Data records

....

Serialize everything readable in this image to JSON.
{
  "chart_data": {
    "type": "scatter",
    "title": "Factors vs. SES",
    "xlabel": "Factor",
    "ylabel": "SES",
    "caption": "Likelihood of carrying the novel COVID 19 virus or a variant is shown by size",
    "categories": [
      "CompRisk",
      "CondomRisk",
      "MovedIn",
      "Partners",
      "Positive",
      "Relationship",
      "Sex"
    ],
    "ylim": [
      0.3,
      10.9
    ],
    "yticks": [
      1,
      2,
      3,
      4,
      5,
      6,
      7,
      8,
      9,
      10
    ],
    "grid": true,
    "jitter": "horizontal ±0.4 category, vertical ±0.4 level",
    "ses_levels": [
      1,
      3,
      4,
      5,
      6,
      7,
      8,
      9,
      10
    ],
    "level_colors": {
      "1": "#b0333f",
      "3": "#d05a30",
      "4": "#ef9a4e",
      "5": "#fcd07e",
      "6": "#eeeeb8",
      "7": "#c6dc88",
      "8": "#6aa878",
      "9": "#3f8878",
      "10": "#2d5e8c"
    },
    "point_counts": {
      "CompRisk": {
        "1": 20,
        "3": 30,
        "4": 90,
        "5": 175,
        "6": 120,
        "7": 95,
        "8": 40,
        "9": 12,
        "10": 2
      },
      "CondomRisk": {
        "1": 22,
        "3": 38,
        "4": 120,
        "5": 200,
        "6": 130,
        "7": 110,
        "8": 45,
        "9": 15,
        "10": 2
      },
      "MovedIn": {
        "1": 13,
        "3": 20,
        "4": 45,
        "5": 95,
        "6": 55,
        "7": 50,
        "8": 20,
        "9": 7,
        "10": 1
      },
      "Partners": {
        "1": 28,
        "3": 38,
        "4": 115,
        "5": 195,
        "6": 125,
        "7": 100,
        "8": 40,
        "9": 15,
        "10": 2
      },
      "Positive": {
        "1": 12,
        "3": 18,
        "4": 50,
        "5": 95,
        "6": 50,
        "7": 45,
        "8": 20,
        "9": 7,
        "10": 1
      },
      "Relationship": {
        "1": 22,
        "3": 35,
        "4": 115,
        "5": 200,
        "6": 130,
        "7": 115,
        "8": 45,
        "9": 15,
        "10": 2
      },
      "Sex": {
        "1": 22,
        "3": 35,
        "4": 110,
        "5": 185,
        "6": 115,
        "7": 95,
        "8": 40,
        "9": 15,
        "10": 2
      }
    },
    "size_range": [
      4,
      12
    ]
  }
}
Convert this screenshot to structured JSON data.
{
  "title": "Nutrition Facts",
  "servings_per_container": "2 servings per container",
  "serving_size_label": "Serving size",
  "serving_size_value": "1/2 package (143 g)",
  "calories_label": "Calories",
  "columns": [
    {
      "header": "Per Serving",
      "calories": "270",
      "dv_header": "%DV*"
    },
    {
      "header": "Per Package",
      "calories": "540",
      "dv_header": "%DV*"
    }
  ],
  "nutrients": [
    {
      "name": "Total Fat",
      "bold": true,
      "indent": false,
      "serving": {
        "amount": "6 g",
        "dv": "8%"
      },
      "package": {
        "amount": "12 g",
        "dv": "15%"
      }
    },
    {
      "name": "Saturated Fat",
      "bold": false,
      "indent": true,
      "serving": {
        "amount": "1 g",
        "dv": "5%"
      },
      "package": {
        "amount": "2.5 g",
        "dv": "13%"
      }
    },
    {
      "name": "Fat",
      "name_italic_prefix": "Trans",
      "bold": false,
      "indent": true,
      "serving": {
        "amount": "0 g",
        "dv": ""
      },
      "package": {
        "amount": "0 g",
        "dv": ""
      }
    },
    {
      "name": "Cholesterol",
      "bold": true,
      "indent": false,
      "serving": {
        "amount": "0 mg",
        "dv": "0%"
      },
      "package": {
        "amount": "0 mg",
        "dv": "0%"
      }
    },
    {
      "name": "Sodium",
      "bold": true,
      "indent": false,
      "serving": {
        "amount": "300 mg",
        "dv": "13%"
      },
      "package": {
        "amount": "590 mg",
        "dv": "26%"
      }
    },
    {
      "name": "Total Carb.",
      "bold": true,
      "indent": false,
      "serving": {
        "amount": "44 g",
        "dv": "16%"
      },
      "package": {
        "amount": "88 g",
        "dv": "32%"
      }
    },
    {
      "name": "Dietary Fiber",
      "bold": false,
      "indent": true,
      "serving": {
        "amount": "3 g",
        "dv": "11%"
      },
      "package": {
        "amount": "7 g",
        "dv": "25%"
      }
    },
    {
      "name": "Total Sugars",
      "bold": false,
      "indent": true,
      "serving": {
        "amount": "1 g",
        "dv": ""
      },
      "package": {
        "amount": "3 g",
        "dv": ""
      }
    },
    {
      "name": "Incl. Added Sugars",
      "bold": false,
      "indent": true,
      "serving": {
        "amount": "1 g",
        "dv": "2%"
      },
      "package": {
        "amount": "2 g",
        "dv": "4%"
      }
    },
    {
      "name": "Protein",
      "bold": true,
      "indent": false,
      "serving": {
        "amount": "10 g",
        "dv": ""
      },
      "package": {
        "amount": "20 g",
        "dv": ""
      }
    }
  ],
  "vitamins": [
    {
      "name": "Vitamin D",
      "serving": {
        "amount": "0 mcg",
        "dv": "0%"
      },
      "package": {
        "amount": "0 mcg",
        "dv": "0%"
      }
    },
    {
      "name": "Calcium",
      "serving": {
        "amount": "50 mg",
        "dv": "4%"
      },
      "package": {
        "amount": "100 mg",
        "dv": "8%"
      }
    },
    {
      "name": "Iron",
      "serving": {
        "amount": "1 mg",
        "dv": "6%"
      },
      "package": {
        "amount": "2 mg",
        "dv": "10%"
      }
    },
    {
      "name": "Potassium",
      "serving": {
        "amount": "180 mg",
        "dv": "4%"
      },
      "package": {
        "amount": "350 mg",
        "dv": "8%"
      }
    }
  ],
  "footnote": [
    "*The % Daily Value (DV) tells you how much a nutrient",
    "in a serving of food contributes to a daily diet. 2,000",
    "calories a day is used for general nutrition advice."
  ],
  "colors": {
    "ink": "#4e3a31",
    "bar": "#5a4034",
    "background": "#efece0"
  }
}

....

Print the data above exactly.

Serialize everything readable in this image to JSON.
{
  "chart_data": {
    "type": "scatter",
    "title": "Factors vs. SES",
    "xlabel": "Factor",
    "ylabel": "SES",
    "caption": "Likelihood of carrying the novel COVID 19 virus or a variant is shown by size",
    "categories": [
      "CompRisk",
      "CondomRisk",
      "MovedIn",
      "Partners",
      "Positive",
      "Relationship",
      "Sex"
    ],
    "ylim": [
      0.3,
      10.9
    ],
    "yticks": [
      1,
      2,
      3,
      4,
      5,
      6,
      7,
      8,
      9,
      10
    ],
    "grid": true,
    "jitter": "horizontal ±0.4 category, vertical ±0.4 level",
    "ses_levels": [
      1,
      3,
      4,
      5,
      6,
      7,
      8,
      9,
      10
    ],
    "level_colors": {
      "1": "#b0333f",
      "3": "#d05a30",
      "4": "#ef9a4e",
      "5": "#fcd07e",
      "6": "#eeeeb8",
      "7": "#c6dc88",
      "8": "#6aa878",
      "9": "#3f8878",
      "10": "#2d5e8c"
    },
    "point_counts": {
      "CompRisk": {
        "1": 20,
        "3": 30,
        "4": 90,
        "5": 175,
        "6": 120,
        "7": 95,
        "8": 40,
        "9": 12,
        "10": 2
      },
      "CondomRisk": {
        "1": 22,
        "3": 38,
        "4": 120,
        "5": 200,
        "6": 130,
        "7": 110,
        "8": 45,
        "9": 15,
        "10": 2
      },
      "MovedIn": {
        "1": 13,
        "3": 20,
        "4": 45,
        "5": 95,
        "6": 55,
        "7": 50,
        "8": 20,
        "9": 7,
        "10": 1
      },
      "Partners": {
        "1": 28,
        "3": 38,
        "4": 115,
        "5": 195,
        "6": 125,
        "7": 100,
        "8": 40,
        "9": 15,
        "10": 2
      },
      "Positive": {
        "1": 12,
        "3": 18,
        "4": 50,
        "5": 95,
        "6": 50,
        "7": 45,
        "8": 20,
        "9": 7,
        "10": 1
      },
      "Relationship": {
        "1": 22,
        "3": 35,
        "4": 115,
        "5": 200,
        "6": 130,
        "7": 115,
        "8": 45,
        "9": 15,
        "10": 2
      },
      "Sex": {
        "1": 22,
        "3": 35,
        "4": 110,
        "5": 185,
        "6": 115,
        "7": 95,
        "8": 40,
        "9": 15,
        "10": 2
      }
    },
    "size_range": [
      4,
      12
    ]
  }
}
Convert this screenshot to structured JSON data.
{
  "title": "Nutrition Facts",
  "servings_per_container": "2 servings per container",
  "serving_size_label": "Serving size",
  "serving_size_value": "1/2 package (143 g)",
  "calories_label": "Calories",
  "columns": [
    {
      "header": "Per Serving",
      "calories": "270",
      "dv_header": "%DV*"
    },
    {
      "header": "Per Package",
      "calories": "540",
      "dv_header": "%DV*"
    }
  ],
  "nutrients": [
    {
      "name": "Total Fat",
      "bold": true,
      "indent": false,
      "serving": {
        "amount": "6 g",
        "dv": "8%"
      },
      "package": {
        "amount": "12 g",
        "dv": "15%"
      }
    },
    {
      "name": "Saturated Fat",
      "bold": false,
      "indent": true,
      "serving": {
        "amount": "1 g",
        "dv": "5%"
      },
      "package": {
        "amount": "2.5 g",
        "dv": "13%"
      }
    },
    {
      "name": "Fat",
      "name_italic_prefix": "Trans",
      "bold": false,
      "indent": true,
      "serving": {
        "amount": "0 g",
        "dv": ""
      },
      "package": {
        "amount": "0 g",
        "dv": ""
      }
    },
    {
      "name": "Cholesterol",
      "bold": true,
      "indent": false,
      "serving": {
        "amount": "0 mg",
        "dv": "0%"
      },
      "package": {
        "amount": "0 mg",
        "dv": "0%"
      }
    },
    {
      "name": "Sodium",
      "bold": true,
      "indent": false,
      "serving": {
        "amount": "300 mg",
        "dv": "13%"
      },
      "package": {
        "amount": "590 mg",
        "dv": "26%"
      }
    },
    {
      "name": "Total Carb.",
      "bold": true,
      "indent": false,
      "serving": {
        "amount": "44 g",
        "dv": "16%"
      },
      "package": {
        "amount": "88 g",
        "dv": "32%"
      }
    },
    {
      "name": "Dietary Fiber",
      "bold": false,
      "indent": true,
      "serving": {
        "amount": "3 g",
        "dv": "11%"
      },
      "package": {
        "amount": "7 g",
        "dv": "25%"
      }
    },
    {
      "name": "Total Sugars",
      "bold": false,
      "indent": true,
      "serving": {
        "amount": "1 g",
        "dv": ""
      },
      "package": {
        "amount": "3 g",
        "dv": ""
      }
    },
    {
      "name": "Incl. Added Sugars",
      "bold": false,
      "indent": true,
      "serving": {
        "amount": "1 g",
        "dv": "2%"
      },
      "package": {
        "amount": "2 g",
        "dv": "4%"
      }
    },
    {
      "name": "Protein",
      "bold": true,
      "indent": false,
      "serving": {
        "amount": "10 g",
        "dv": ""
      },
      "package": {
        "amount": "20 g",
        "dv": ""
      }
    }
  ],
  "vitamins": [
    {
      "name": "Vitamin D",
      "serving": {
        "amount": "0 mcg",
        "dv": "0%"
      },
      "package": {
        "amount": "0 mcg",
        "dv": "0%"
      }
    },
    {
      "name": "Calcium",
      "serving": {
        "amount": "50 mg",
        "dv": "4%"
      },
      "package": {
        "amount": "100 mg",
        "dv": "8%"
      }
    },
    {
      "name": "Iron",
      "serving": {
        "amount": "1 mg",
        "dv": "6%"
      },
      "package": {
        "amount": "2 mg",
        "dv": "10%"
      }
    },
    {
      "name": "Potassium",
      "serving": {
        "amount": "180 mg",
        "dv": "4%"
      },
      "package": {
        "amount": "350 mg",
        "dv": "8%"
      }
    }
  ],
  "footnote": [
    "*The % Daily Value (DV) tells you how much a nutrient",
    "in a serving of food contributes to a daily diet. 2,000",
    "calories a day is used for general nutrition advice."
  ],
  "colors": {
    "ink": "#4e3a31",
    "bar": "#5a4034",
    "background": "#efece0"
  }
}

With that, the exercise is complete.